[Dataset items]

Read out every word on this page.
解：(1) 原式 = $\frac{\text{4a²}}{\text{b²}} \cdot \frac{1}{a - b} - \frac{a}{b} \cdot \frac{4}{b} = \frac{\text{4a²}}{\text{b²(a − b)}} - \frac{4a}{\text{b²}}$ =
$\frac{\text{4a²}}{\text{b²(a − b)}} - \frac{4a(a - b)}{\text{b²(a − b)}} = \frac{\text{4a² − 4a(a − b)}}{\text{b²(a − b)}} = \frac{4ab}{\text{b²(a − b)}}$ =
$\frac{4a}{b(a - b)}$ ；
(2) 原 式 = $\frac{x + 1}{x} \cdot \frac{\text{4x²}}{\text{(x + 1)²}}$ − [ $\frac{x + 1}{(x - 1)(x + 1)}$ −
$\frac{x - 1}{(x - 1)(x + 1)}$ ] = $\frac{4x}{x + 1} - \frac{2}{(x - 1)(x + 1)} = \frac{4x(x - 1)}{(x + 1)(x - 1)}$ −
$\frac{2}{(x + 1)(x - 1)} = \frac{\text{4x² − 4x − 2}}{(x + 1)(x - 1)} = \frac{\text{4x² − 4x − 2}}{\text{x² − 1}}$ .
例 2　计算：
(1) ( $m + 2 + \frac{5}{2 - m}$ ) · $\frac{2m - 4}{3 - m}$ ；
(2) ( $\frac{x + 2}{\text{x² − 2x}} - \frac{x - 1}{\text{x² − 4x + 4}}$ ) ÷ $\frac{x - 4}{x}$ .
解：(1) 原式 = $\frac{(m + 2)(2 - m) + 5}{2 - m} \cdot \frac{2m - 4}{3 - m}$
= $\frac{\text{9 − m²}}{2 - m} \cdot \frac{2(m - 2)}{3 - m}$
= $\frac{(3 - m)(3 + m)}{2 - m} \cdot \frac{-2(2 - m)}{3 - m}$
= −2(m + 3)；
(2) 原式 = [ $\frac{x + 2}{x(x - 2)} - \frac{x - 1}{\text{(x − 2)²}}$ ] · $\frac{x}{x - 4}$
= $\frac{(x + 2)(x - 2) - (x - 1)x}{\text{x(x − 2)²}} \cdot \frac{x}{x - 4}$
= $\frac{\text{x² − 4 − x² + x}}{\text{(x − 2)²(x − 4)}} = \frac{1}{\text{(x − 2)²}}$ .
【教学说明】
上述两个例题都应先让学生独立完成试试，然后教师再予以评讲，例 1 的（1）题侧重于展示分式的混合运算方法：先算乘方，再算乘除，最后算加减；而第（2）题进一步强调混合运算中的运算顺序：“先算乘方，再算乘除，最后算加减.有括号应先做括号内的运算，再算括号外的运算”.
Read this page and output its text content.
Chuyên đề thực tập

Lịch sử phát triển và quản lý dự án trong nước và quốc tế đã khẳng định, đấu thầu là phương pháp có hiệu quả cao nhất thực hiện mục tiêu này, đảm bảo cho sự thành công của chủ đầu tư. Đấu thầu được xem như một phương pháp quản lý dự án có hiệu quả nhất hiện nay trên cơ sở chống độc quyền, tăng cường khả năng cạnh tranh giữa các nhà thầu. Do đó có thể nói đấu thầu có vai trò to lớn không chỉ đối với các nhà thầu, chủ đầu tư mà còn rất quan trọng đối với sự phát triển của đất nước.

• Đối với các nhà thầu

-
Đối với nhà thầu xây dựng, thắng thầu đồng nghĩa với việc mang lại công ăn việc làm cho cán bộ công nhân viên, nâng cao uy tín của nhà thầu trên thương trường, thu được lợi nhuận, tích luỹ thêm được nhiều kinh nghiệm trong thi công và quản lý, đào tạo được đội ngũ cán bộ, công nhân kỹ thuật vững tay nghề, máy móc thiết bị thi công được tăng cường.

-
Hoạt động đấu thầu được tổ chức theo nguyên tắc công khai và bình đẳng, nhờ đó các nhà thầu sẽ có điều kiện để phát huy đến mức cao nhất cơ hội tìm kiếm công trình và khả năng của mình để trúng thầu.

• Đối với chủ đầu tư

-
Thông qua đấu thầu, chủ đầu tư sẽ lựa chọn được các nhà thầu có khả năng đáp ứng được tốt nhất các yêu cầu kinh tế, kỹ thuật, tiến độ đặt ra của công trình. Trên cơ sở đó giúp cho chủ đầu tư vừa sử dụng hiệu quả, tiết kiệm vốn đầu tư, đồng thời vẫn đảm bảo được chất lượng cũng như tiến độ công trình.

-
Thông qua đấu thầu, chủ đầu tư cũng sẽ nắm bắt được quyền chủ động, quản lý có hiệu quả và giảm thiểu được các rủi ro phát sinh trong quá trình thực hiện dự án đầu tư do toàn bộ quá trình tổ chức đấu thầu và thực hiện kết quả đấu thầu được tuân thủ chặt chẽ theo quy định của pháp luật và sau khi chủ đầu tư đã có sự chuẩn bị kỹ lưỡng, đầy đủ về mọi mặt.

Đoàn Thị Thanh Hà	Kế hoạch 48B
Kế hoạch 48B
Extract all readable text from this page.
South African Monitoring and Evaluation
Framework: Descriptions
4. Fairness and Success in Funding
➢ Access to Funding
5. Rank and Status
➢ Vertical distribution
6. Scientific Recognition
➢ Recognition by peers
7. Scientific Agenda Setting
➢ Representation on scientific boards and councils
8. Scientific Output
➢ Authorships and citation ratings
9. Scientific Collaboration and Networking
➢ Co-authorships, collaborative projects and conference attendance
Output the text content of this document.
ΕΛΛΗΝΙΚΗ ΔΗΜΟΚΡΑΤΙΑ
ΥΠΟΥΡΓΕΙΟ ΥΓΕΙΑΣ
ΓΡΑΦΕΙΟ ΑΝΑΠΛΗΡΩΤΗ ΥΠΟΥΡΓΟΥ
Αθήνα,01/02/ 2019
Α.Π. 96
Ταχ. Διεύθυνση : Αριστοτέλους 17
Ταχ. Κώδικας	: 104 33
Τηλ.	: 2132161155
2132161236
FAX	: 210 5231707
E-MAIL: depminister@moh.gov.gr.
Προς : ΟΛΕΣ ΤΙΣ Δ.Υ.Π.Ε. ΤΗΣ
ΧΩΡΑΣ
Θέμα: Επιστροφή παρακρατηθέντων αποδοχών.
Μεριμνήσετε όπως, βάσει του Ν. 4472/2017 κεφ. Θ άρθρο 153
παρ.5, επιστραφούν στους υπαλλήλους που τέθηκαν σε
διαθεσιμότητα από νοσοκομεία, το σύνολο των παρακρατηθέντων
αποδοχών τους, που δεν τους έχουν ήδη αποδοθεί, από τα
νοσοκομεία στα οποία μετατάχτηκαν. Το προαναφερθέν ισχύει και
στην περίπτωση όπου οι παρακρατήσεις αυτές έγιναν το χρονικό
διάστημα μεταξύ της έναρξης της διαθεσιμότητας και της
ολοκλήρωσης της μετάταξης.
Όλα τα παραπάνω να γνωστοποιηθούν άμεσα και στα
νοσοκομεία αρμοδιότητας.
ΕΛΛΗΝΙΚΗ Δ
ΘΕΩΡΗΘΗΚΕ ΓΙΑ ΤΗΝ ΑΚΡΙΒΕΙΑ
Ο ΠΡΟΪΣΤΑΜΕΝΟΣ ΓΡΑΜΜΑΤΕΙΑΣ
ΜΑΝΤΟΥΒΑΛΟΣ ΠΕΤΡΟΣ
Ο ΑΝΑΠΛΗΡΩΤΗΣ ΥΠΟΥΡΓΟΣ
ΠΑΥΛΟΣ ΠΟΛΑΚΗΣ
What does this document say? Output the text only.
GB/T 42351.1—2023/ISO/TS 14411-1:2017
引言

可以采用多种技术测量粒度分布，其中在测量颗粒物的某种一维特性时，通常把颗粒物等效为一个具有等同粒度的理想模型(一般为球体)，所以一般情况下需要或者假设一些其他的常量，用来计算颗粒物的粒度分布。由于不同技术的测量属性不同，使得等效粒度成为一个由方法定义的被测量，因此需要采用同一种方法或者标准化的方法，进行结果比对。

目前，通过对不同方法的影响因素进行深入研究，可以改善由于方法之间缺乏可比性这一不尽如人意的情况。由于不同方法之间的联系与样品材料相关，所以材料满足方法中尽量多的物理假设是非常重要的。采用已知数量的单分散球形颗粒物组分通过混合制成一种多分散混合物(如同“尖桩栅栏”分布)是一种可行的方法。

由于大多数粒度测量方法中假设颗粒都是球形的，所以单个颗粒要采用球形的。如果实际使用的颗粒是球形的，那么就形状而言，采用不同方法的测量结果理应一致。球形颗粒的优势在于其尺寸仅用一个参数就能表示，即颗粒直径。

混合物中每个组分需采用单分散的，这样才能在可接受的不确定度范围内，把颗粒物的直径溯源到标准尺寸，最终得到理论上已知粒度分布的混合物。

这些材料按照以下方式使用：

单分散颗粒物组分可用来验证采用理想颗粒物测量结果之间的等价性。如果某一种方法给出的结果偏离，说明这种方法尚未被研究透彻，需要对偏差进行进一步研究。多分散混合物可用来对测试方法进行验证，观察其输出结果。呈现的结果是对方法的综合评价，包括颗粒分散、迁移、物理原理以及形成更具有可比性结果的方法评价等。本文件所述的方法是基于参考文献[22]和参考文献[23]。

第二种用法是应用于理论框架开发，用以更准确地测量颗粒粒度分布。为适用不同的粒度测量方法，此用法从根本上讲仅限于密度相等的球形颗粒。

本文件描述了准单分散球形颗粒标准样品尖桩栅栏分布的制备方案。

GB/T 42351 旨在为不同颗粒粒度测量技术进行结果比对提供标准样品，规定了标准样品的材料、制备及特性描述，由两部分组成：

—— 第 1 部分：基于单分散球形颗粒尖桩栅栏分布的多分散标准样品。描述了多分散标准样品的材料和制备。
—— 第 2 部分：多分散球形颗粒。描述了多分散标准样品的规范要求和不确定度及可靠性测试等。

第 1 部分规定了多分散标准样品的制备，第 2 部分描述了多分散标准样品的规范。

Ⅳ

**Directive**
Going over the lines above, work out how many include "page", then give only that number.

**Full answer**
3